■ **RECORDS TO USE**:
========================================================================
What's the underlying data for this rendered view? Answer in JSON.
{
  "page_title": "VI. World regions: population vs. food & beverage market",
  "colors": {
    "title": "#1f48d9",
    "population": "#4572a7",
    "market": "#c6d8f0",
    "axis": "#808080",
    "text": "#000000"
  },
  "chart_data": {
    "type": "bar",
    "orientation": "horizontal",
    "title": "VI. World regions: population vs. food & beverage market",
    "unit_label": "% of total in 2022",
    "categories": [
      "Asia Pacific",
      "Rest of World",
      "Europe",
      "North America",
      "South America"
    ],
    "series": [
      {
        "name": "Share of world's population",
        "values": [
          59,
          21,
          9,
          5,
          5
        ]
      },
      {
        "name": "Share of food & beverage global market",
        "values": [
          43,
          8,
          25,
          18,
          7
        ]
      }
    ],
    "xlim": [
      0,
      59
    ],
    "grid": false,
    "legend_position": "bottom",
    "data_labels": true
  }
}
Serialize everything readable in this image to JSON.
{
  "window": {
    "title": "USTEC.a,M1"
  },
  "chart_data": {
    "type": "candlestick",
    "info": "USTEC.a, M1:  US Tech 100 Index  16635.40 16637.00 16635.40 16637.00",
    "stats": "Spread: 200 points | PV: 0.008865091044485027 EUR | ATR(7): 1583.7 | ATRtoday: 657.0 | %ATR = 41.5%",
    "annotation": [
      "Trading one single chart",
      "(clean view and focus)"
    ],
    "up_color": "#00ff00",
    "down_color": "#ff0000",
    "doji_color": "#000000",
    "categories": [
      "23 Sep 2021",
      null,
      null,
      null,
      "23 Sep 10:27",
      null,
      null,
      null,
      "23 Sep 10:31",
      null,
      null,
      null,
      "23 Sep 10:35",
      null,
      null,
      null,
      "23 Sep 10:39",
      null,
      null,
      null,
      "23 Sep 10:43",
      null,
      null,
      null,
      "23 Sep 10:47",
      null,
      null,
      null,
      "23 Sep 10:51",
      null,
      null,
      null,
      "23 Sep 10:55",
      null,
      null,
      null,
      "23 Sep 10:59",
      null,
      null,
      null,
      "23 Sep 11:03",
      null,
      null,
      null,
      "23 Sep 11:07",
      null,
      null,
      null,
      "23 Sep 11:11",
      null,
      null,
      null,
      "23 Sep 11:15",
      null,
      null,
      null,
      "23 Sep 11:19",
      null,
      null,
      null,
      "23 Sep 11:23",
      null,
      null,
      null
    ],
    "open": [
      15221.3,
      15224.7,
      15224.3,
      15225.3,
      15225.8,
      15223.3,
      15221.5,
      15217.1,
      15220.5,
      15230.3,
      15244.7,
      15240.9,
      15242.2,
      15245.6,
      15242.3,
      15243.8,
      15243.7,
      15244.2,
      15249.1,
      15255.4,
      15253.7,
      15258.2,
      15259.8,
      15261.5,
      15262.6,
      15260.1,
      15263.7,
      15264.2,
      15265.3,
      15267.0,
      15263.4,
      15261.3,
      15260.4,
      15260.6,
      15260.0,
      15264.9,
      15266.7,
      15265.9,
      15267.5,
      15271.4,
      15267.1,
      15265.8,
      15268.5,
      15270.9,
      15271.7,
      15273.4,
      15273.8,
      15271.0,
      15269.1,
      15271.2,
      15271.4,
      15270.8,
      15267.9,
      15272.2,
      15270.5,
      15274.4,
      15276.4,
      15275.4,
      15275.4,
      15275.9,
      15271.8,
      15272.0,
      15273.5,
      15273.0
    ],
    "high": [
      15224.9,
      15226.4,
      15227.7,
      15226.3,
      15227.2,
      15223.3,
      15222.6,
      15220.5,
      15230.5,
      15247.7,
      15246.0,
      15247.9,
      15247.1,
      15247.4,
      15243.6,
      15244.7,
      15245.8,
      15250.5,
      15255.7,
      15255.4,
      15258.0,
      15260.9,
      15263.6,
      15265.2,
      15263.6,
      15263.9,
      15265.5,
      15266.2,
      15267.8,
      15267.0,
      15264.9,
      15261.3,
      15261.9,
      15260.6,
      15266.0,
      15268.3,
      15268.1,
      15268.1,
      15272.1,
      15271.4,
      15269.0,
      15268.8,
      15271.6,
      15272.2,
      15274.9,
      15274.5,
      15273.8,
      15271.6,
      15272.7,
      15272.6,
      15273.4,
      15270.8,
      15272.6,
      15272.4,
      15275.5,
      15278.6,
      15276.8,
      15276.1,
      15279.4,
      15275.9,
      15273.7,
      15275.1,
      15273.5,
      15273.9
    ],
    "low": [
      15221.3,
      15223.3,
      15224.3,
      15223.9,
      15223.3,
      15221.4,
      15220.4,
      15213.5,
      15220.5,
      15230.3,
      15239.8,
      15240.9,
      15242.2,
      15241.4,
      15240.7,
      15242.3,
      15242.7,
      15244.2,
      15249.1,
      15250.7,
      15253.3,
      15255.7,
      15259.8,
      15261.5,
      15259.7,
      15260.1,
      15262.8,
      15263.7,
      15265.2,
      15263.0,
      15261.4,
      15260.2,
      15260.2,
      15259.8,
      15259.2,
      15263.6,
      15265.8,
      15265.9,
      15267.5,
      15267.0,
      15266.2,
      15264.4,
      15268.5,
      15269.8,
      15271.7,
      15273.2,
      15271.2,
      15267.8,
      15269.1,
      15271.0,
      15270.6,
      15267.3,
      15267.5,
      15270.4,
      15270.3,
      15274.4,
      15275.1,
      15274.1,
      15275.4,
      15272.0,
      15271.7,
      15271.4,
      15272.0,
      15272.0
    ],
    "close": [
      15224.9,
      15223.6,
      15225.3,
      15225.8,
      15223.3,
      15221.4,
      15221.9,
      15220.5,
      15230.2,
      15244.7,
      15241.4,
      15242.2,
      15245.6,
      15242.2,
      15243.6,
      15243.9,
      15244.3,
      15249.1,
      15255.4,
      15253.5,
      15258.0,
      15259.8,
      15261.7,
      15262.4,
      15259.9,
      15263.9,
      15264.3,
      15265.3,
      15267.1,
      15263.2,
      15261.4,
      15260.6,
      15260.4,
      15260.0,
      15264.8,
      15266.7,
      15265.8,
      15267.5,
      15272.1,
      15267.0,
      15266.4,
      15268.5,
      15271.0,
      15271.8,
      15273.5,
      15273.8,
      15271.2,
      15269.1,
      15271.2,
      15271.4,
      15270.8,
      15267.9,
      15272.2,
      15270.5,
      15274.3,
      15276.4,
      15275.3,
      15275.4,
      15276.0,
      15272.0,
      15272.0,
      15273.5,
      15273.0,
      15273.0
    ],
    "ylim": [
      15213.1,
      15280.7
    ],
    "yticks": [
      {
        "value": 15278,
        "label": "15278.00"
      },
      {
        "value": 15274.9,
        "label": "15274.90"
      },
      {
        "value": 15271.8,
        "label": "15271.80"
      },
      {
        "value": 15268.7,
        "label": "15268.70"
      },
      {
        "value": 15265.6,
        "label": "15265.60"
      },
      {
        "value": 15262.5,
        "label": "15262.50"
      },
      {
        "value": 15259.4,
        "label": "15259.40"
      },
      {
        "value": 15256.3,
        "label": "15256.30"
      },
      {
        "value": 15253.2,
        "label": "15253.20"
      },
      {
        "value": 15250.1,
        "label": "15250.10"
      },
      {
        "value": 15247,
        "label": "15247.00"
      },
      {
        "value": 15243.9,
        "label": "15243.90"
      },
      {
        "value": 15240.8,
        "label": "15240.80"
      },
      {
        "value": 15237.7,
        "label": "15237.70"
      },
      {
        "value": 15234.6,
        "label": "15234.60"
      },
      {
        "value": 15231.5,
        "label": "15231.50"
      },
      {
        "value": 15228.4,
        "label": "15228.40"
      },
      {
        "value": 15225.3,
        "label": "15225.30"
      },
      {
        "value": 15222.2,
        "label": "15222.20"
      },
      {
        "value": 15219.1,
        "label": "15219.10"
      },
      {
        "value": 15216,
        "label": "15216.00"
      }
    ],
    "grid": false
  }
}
========================================================================
■ **WORK TO BE COMPLETED**:
Pull out all lines containing "population".

■ **EXERCISE RESULT**:
  "page_title": "VI. World regions: population vs. food & beverage market",
    "population": "#4572a7",
    "title": "VI. World regions: population vs. food & beverage market",
        "name": "Share of world's population",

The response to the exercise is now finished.